• **DATA SECTION**:
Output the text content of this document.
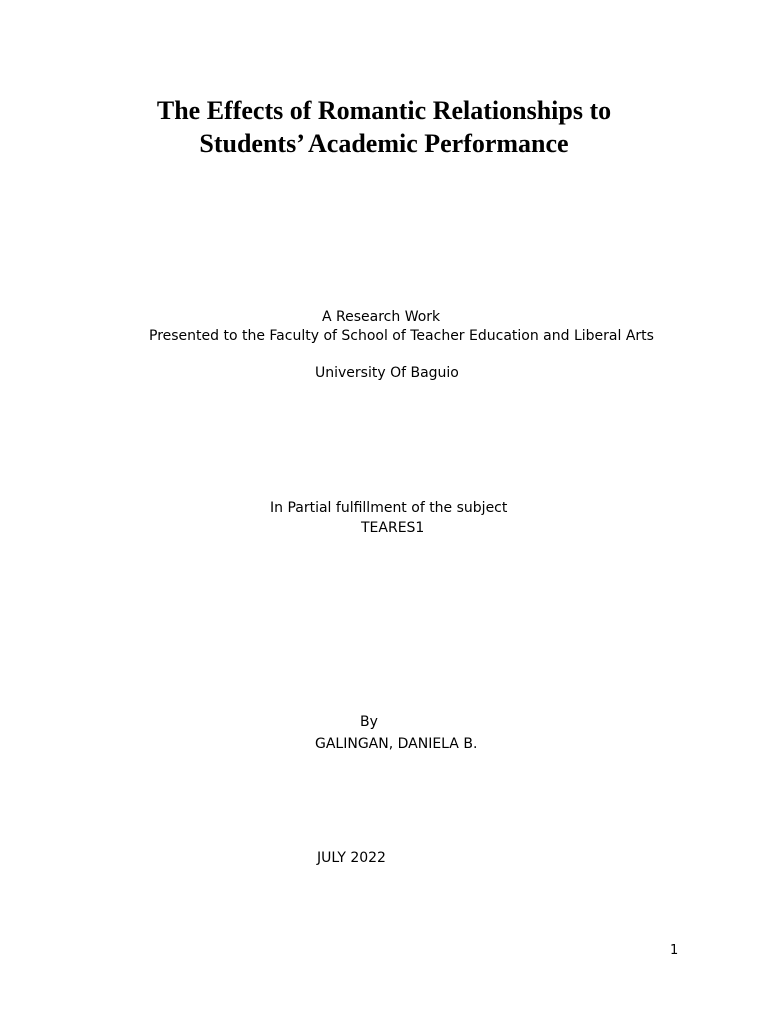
The Effects of Romantic Relationships to
Students’ Academic Performance

A Research Work

Presented to the Faculty of School of Teacher Education and Liberal Arts

University Of Baguio

In Partial fulfillment of the subject

TEARES1

By

GALINGAN, DANIELA B.

JULY 2022

1
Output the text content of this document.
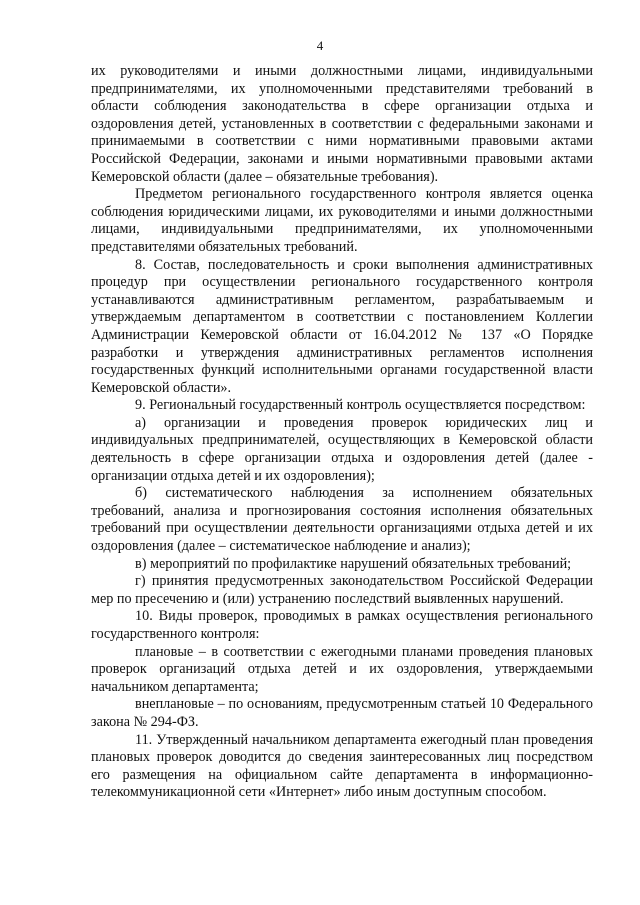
4

их руководителями и иными должностными лицами, индивидуальными предпринимателями, их уполномоченными представителями требований в области соблюдения законодательства в сфере организации отдыха и оздоровления детей, установленных в соответствии с федеральными законами и принимаемыми в соответствии с ними нормативными правовыми актами Российской Федерации, законами и иными нормативными правовыми актами Кемеровской области (далее – обязательные требования).

Предметом регионального государственного контроля является оценка соблюдения юридическими лицами, их руководителями и иными должностными лицами, индивидуальными предпринимателями, их уполномоченными представителями обязательных требований.

8. Состав, последовательность и сроки выполнения административных процедур при осуществлении регионального государственного контроля устанавливаются административным регламентом, разрабатываемым и утверждаемым департаментом в соответствии с постановлением Коллегии Администрации Кемеровской области от 16.04.2012 № 137 «О Порядке разработки и утверждения административных регламентов исполнения государственных функций исполнительными органами государственной власти Кемеровской области».

9. Региональный государственный контроль осуществляется посредством:

а) организации и проведения проверок юридических лиц и индивидуальных предпринимателей, осуществляющих в Кемеровской области деятельность в сфере организации отдыха и оздоровления детей (далее - организации отдыха детей и их оздоровления);

б) систематического наблюдения за исполнением обязательных требований, анализа и прогнозирования состояния исполнения обязательных требований при осуществлении деятельности организациями отдыха детей и их оздоровления (далее – систематическое наблюдение и анализ);

в) мероприятий по профилактике нарушений обязательных требований;

г) принятия предусмотренных законодательством Российской Федерации мер по пресечению и (или) устранению последствий выявленных нарушений.

10. Виды проверок, проводимых в рамках осуществления регионального государственного контроля:

плановые – в соответствии с ежегодными планами проведения плановых проверок организаций отдыха детей и их оздоровления, утверждаемыми начальником департамента;

внеплановые – по основаниям, предусмотренным статьей 10 Федерального закона № 294-ФЗ.

11. Утвержденный начальником департамента ежегодный план проведения плановых проверок доводится до сведения заинтересованных лиц посредством его размещения на официальном сайте департамента в информационно-телекоммуникационной сети «Интернет» либо иным доступным способом.
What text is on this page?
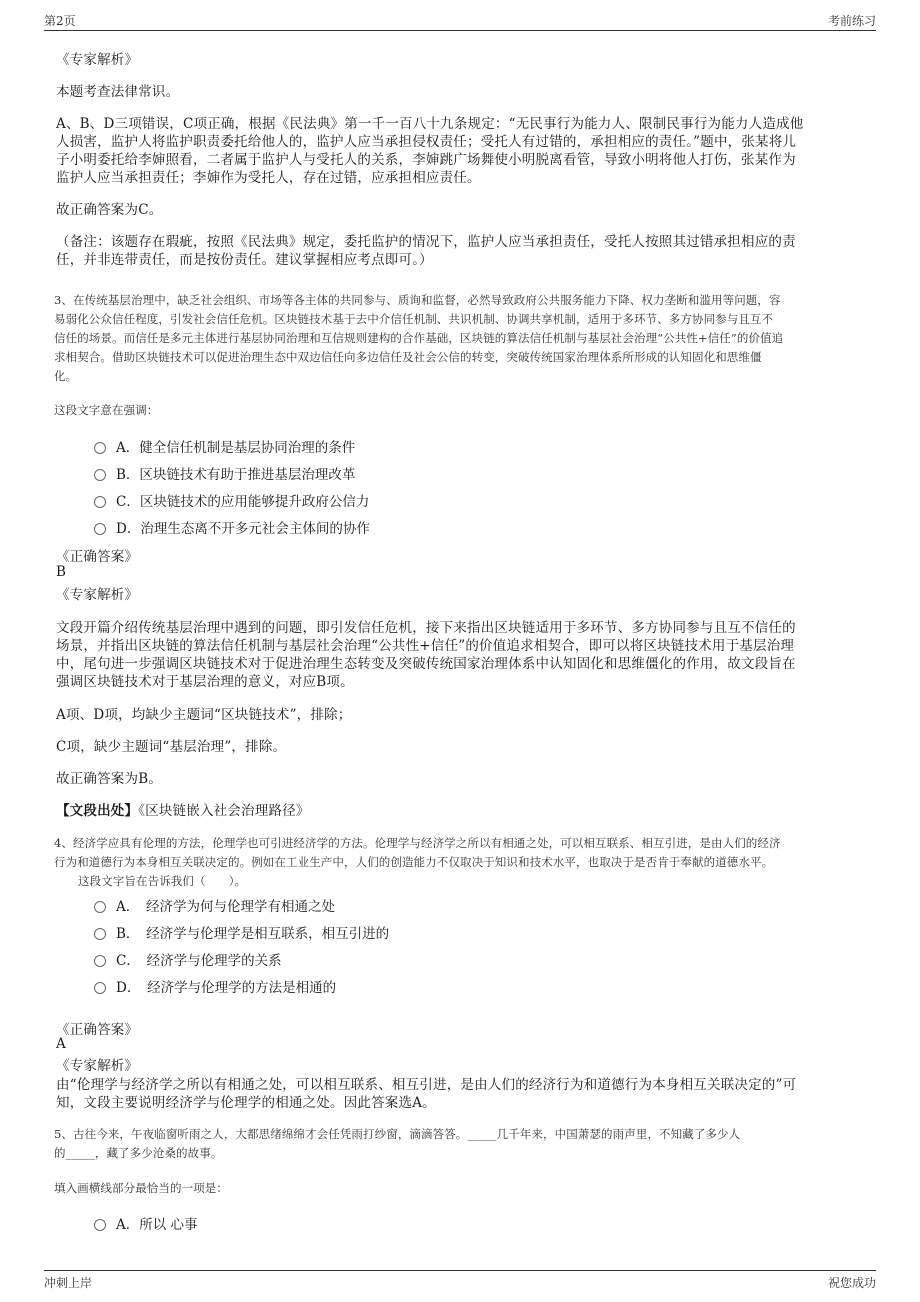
第2页	考前练习
《专家解析》
本题考查法律常识。
A、B、D三项错误，C项正确，根据《民法典》第一千一百八十九条规定：“无民事行为能力人、限制民事行为能力人造成他
人损害，监护人将监护职责委托给他人的，监护人应当承担侵权责任；受托人有过错的，承担相应的责任。”题中，张某将儿
子小明委托给李婶照看，二者属于监护人与受托人的关系，李婶跳广场舞使小明脱离看管，导致小明将他人打伤，张某作为
监护人应当承担责任；李婶作为受托人，存在过错，应承担相应责任。
故正确答案为C。
（备注：该题存在瑕疵，按照《民法典》规定，委托监护的情况下，监护人应当承担责任，受托人按照其过错承担相应的责
任，并非连带责任，而是按份责任。建议掌握相应考点即可。）
3、在传统基层治理中，缺乏社会组织、市场等各主体的共同参与、质询和监督，必然导致政府公共服务能力下降、权力垄断和滥用等问题，容
易弱化公众信任程度，引发社会信任危机。区块链技术基于去中介信任机制、共识机制、协调共享机制，适用于多环节、多方协同参与且互不
信任的场景。而信任是多元主体进行基层协同治理和互信规则建构的合作基础，区块链的算法信任机制与基层社会治理“公共性+信任”的价值追
求相契合。借助区块链技术可以促进治理生态中双边信任向多边信任及社会公信的转变，突破传统国家治理体系所形成的认知固化和思维僵
化。
这段文字意在强调：
A．健全信任机制是基层协同治理的条件
B．区块链技术有助于推进基层治理改革
C．区块链技术的应用能够提升政府公信力
D．治理生态离不开多元社会主体间的协作
《正确答案》
B
《专家解析》
文段开篇介绍传统基层治理中遇到的问题，即引发信任危机，接下来指出区块链适用于多环节、多方协同参与且互不信任的
场景，并指出区块链的算法信任机制与基层社会治理“公共性+信任”的价值追求相契合，即可以将区块链技术用于基层治理
中，尾句进一步强调区块链技术对于促进治理生态转变及突破传统国家治理体系中认知固化和思维僵化的作用，故文段旨在
强调区块链技术对于基层治理的意义，对应B项。
A项、D项，均缺少主题词“区块链技术”，排除；
C项，缺少主题词“基层治理”，排除。
故正确答案为B。
【文段出处】《区块链嵌入社会治理路径》
4、经济学应具有伦理的方法，伦理学也可引进经济学的方法。伦理学与经济学之所以有相通之处，可以相互联系、相互引进，是由人们的经济
行为和道德行为本身相互关联决定的。例如在工业生产中，人们的创造能力不仅取决于知识和技术水平，也取决于是否肯于奉献的道德水平。
这段文字旨在告诉我们（　　）。
A．　经济学为何与伦理学有相通之处
B．　经济学与伦理学是相互联系，相互引进的
C．　经济学与伦理学的关系
D．　经济学与伦理学的方法是相通的
《正确答案》
A
《专家解析》
由“伦理学与经济学之所以有相通之处，可以相互联系、相互引进，是由人们的经济行为和道德行为本身相互关联决定的”可
知，文段主要说明经济学与伦理学的相通之处。因此答案选A。
5、古往今来，午夜临窗听雨之人，大都思绪绵绵才会任凭雨打纱窗，滴滴答答。_____几千年来，中国萧瑟的雨声里，不知藏了多少人
的_____，藏了多少沧桑的故事。
填入画横线部分最恰当的一项是：
A．所以 心事
冲刺上岸	祝您成功
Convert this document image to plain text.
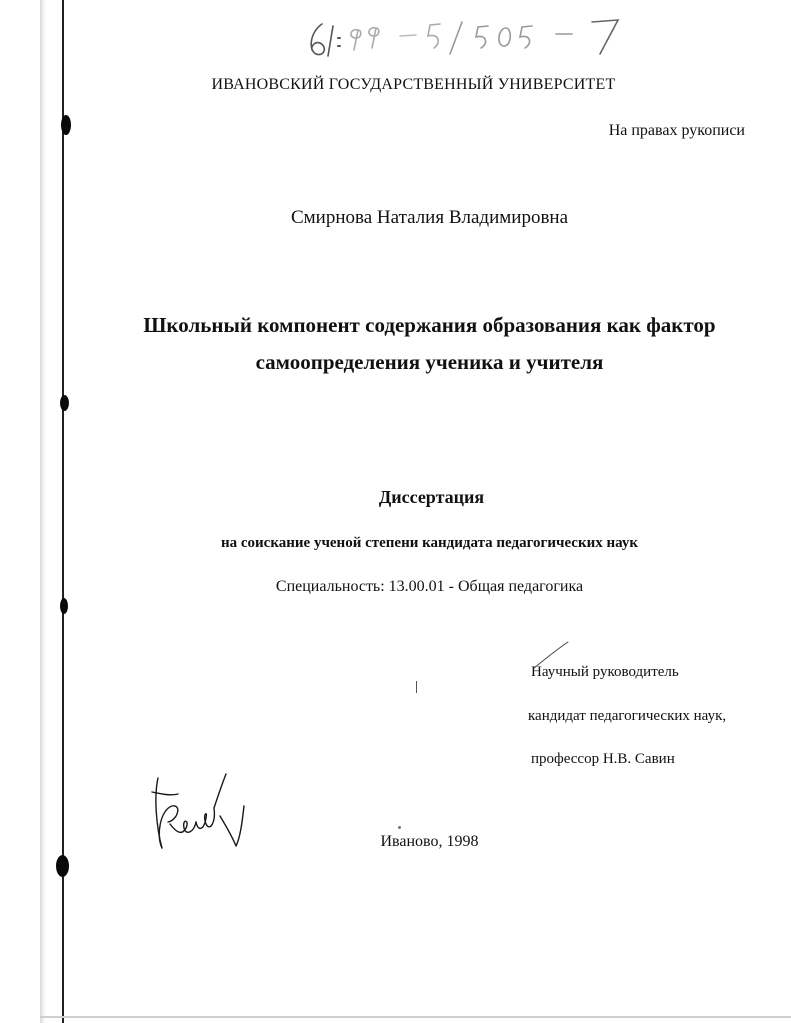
ИВАНОВСКИЙ ГОСУДАРСТВЕННЫЙ УНИВЕРСИТЕТ
На правах рукописи
Смирнова Наталия Владимировна
Школьный компонент содержания образования как фактор
самоопределения ученика и учителя
Диссертация
на соискание ученой степени кандидата педагогических наук
Специальность: 13.00.01 - Общая педагогика
Научный руководитель
кандидат педагогических наук,
профессор Н.В. Савин
Иваново, 1998
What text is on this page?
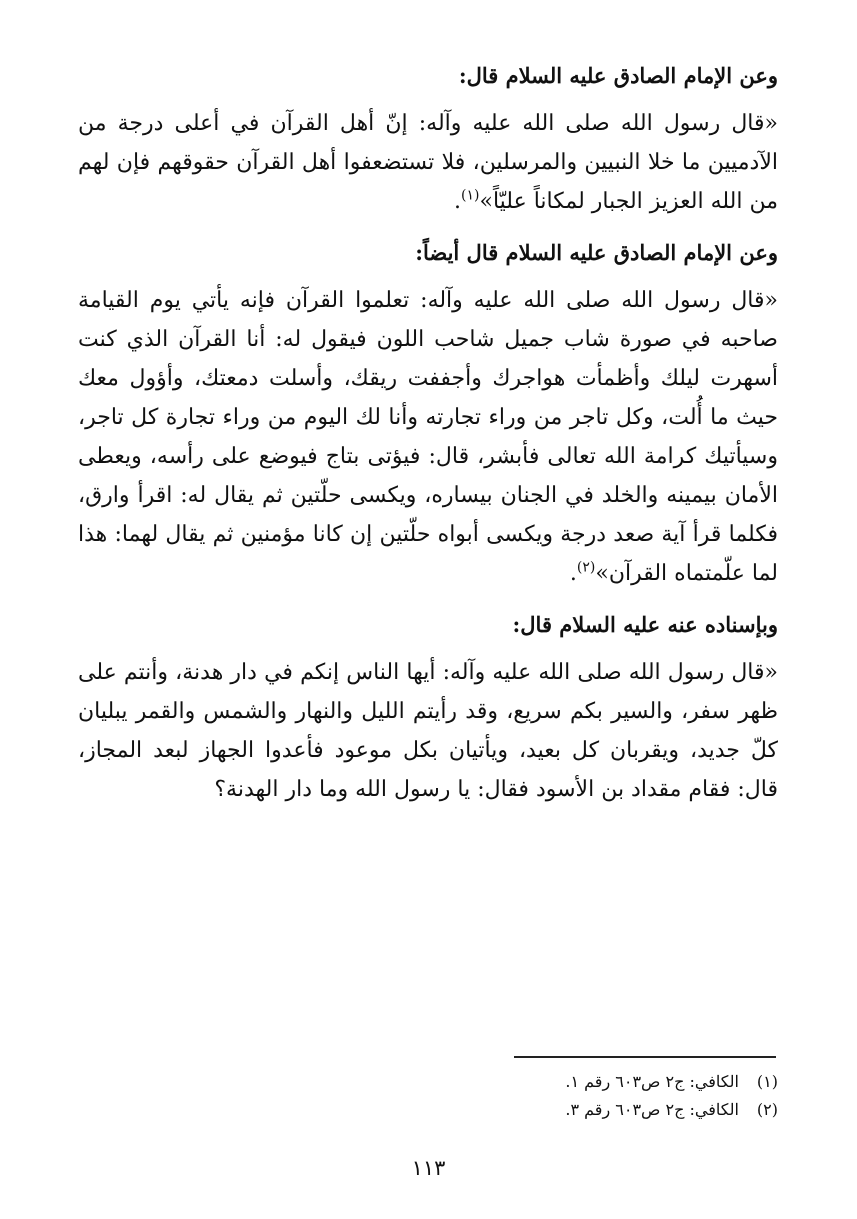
وعن الإمام الصادق عليه السلام قال:

«قال رسول الله صلى الله عليه وآله: إنّ أهل القرآن في أعلى درجة من الآدميين ما خلا النبيين والمرسلين، فلا تستضعفوا أهل القرآن حقوقهم فإن لهم من الله العزيز الجبار لمكاناً عليّاً»$^{(١)}$.

وعن الإمام الصادق عليه السلام قال أيضاً:

«قال رسول الله صلى الله عليه وآله: تعلموا القرآن فإنه يأتي يوم القيامة صاحبه في صورة شاب جميل شاحب اللون فيقول له: أنا القرآن الذي كنت أسهرت ليلك وأظمأت هواجرك وأجففت ريقك، وأسلت دمعتك، وأؤول معك حيث ما أُلت، وكل تاجر من وراء تجارته وأنا لك اليوم من وراء تجارة كل تاجر، وسيأتيك كرامة الله تعالى فأبشر، قال: فيؤتى بتاج فيوضع على رأسه، ويعطى الأمان بيمينه والخلد في الجنان بيساره، ويكسى حلّتين ثم يقال له: اقرأ وارق، فكلما قرأ آية صعد درجة ويكسى أبواه حلّتين إن كانا مؤمنين ثم يقال لهما: هذا لما علّمتماه القرآن»$^{(٢)}$.

وبإسناده عنه عليه السلام قال:

«قال رسول الله صلى الله عليه وآله: أيها الناس إنكم في دار هدنة، وأنتم على ظهر سفر، والسير بكم سريع، وقد رأيتم الليل والنهار والشمس والقمر يبليان كلّ جديد، ويقربان كل بعيد، ويأتيان بكل موعود فأعدوا الجهاز لبعد المجاز، قال: فقام مقداد بن الأسود فقال: يا رسول الله وما دار الهدنة؟

(١) الكافي: ج٢ ص٦٠٣ رقم ١.
(٢) الكافي: ج٢ ص٦٠٣ رقم ٣.
١١٣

• **AIM OF THE EXERCISE**: Copy the material exactly. Do not include the pictures.

• **REPLY**:
Output the text content of this document.
The Effects of Romantic Relationships to
Students’ Academic Performance

A Research Work

Presented to the Faculty of School of Teacher Education and Liberal Arts

University Of Baguio

In Partial fulfillment of the subject

TEARES1

By

GALINGAN, DANIELA B.

JULY 2022

1
Output the text content of this document.
4

их руководителями и иными должностными лицами, индивидуальными предпринимателями, их уполномоченными представителями требований в области соблюдения законодательства в сфере организации отдыха и оздоровления детей, установленных в соответствии с федеральными законами и принимаемыми в соответствии с ними нормативными правовыми актами Российской Федерации, законами и иными нормативными правовыми актами Кемеровской области (далее – обязательные требования).

Предметом регионального государственного контроля является оценка соблюдения юридическими лицами, их руководителями и иными должностными лицами, индивидуальными предпринимателями, их уполномоченными представителями обязательных требований.

8. Состав, последовательность и сроки выполнения административных процедур при осуществлении регионального государственного контроля устанавливаются административным регламентом, разрабатываемым и утверждаемым департаментом в соответствии с постановлением Коллегии Администрации Кемеровской области от 16.04.2012 № 137 «О Порядке разработки и утверждения административных регламентов исполнения государственных функций исполнительными органами государственной власти Кемеровской области».

9. Региональный государственный контроль осуществляется посредством:

а) организации и проведения проверок юридических лиц и индивидуальных предпринимателей, осуществляющих в Кемеровской области деятельность в сфере организации отдыха и оздоровления детей (далее - организации отдыха детей и их оздоровления);

б) систематического наблюдения за исполнением обязательных требований, анализа и прогнозирования состояния исполнения обязательных требований при осуществлении деятельности организациями отдыха детей и их оздоровления (далее – систематическое наблюдение и анализ);

в) мероприятий по профилактике нарушений обязательных требований;

г) принятия предусмотренных законодательством Российской Федерации мер по пресечению и (или) устранению последствий выявленных нарушений.

10. Виды проверок, проводимых в рамках осуществления регионального государственного контроля:

плановые – в соответствии с ежегодными планами проведения плановых проверок организаций отдыха детей и их оздоровления, утверждаемыми начальником департамента;

внеплановые – по основаниям, предусмотренным статьей 10 Федерального закона № 294-ФЗ.

11. Утвержденный начальником департамента ежегодный план проведения плановых проверок доводится до сведения заинтересованных лиц посредством его размещения на официальном сайте департамента в информационно-телекоммуникационной сети «Интернет» либо иным доступным способом.
What text is on this page?
第2页	考前练习
《专家解析》
本题考查法律常识。
A、B、D三项错误，C项正确，根据《民法典》第一千一百八十九条规定：“无民事行为能力人、限制民事行为能力人造成他
人损害，监护人将监护职责委托给他人的，监护人应当承担侵权责任；受托人有过错的，承担相应的责任。”题中，张某将儿
子小明委托给李婶照看，二者属于监护人与受托人的关系，李婶跳广场舞使小明脱离看管，导致小明将他人打伤，张某作为
监护人应当承担责任；李婶作为受托人，存在过错，应承担相应责任。
故正确答案为C。
（备注：该题存在瑕疵，按照《民法典》规定，委托监护的情况下，监护人应当承担责任，受托人按照其过错承担相应的责
任，并非连带责任，而是按份责任。建议掌握相应考点即可。）
3、在传统基层治理中，缺乏社会组织、市场等各主体的共同参与、质询和监督，必然导致政府公共服务能力下降、权力垄断和滥用等问题，容
易弱化公众信任程度，引发社会信任危机。区块链技术基于去中介信任机制、共识机制、协调共享机制，适用于多环节、多方协同参与且互不
信任的场景。而信任是多元主体进行基层协同治理和互信规则建构的合作基础，区块链的算法信任机制与基层社会治理“公共性+信任”的价值追
求相契合。借助区块链技术可以促进治理生态中双边信任向多边信任及社会公信的转变，突破传统国家治理体系所形成的认知固化和思维僵
化。
这段文字意在强调：
A．健全信任机制是基层协同治理的条件
B．区块链技术有助于推进基层治理改革
C．区块链技术的应用能够提升政府公信力
D．治理生态离不开多元社会主体间的协作
《正确答案》
B
《专家解析》
文段开篇介绍传统基层治理中遇到的问题，即引发信任危机，接下来指出区块链适用于多环节、多方协同参与且互不信任的
场景，并指出区块链的算法信任机制与基层社会治理“公共性+信任”的价值追求相契合，即可以将区块链技术用于基层治理
中，尾句进一步强调区块链技术对于促进治理生态转变及突破传统国家治理体系中认知固化和思维僵化的作用，故文段旨在
强调区块链技术对于基层治理的意义，对应B项。
A项、D项，均缺少主题词“区块链技术”，排除；
C项，缺少主题词“基层治理”，排除。
故正确答案为B。
【文段出处】《区块链嵌入社会治理路径》
4、经济学应具有伦理的方法，伦理学也可引进经济学的方法。伦理学与经济学之所以有相通之处，可以相互联系、相互引进，是由人们的经济
行为和道德行为本身相互关联决定的。例如在工业生产中，人们的创造能力不仅取决于知识和技术水平，也取决于是否肯于奉献的道德水平。
这段文字旨在告诉我们（　　）。
A．　经济学为何与伦理学有相通之处
B．　经济学与伦理学是相互联系，相互引进的
C．　经济学与伦理学的关系
D．　经济学与伦理学的方法是相通的
《正确答案》
A
《专家解析》
由“伦理学与经济学之所以有相通之处，可以相互联系、相互引进，是由人们的经济行为和道德行为本身相互关联决定的”可
知，文段主要说明经济学与伦理学的相通之处。因此答案选A。
5、古往今来，午夜临窗听雨之人，大都思绪绵绵才会任凭雨打纱窗，滴滴答答。_____几千年来，中国萧瑟的雨声里，不知藏了多少人
的_____，藏了多少沧桑的故事。
填入画横线部分最恰当的一项是：
A．所以 心事
冲刺上岸	祝您成功
Convert this document image to plain text.
ИВАНОВСКИЙ ГОСУДАРСТВЕННЫЙ УНИВЕРСИТЕТ
На правах рукописи
Смирнова Наталия Владимировна
Школьный компонент содержания образования как фактор
самоопределения ученика и учителя
Диссертация
на соискание ученой степени кандидата педагогических наук
Специальность: 13.00.01 - Общая педагогика
Научный руководитель
кандидат педагогических наук,
профессор Н.В. Савин
Иваново, 1998
What text is on this page?
وعن الإمام الصادق عليه السلام قال:

«قال رسول الله صلى الله عليه وآله: إنّ أهل القرآن في أعلى درجة من الآدميين ما خلا النبيين والمرسلين، فلا تستضعفوا أهل القرآن حقوقهم فإن لهم من الله العزيز الجبار لمكاناً عليّاً»$^{(١)}$.

وعن الإمام الصادق عليه السلام قال أيضاً:

«قال رسول الله صلى الله عليه وآله: تعلموا القرآن فإنه يأتي يوم القيامة صاحبه في صورة شاب جميل شاحب اللون فيقول له: أنا القرآن الذي كنت أسهرت ليلك وأظمأت هواجرك وأجففت ريقك، وأسلت دمعتك، وأؤول معك حيث ما أُلت، وكل تاجر من وراء تجارته وأنا لك اليوم من وراء تجارة كل تاجر، وسيأتيك كرامة الله تعالى فأبشر، قال: فيؤتى بتاج فيوضع على رأسه، ويعطى الأمان بيمينه والخلد في الجنان بيساره، ويكسى حلّتين ثم يقال له: اقرأ وارق، فكلما قرأ آية صعد درجة ويكسى أبواه حلّتين إن كانا مؤمنين ثم يقال لهما: هذا لما علّمتماه القرآن»$^{(٢)}$.

وبإسناده عنه عليه السلام قال:

«قال رسول الله صلى الله عليه وآله: أيها الناس إنكم في دار هدنة، وأنتم على ظهر سفر، والسير بكم سريع، وقد رأيتم الليل والنهار والشمس والقمر يبليان كلّ جديد، ويقربان كل بعيد، ويأتيان بكل موعود فأعدوا الجهاز لبعد المجاز، قال: فقام مقداد بن الأسود فقال: يا رسول الله وما دار الهدنة؟

(١) الكافي: ج٢ ص٦٠٣ رقم ١.
(٢) الكافي: ج٢ ص٦٠٣ رقم ٣.
١١٣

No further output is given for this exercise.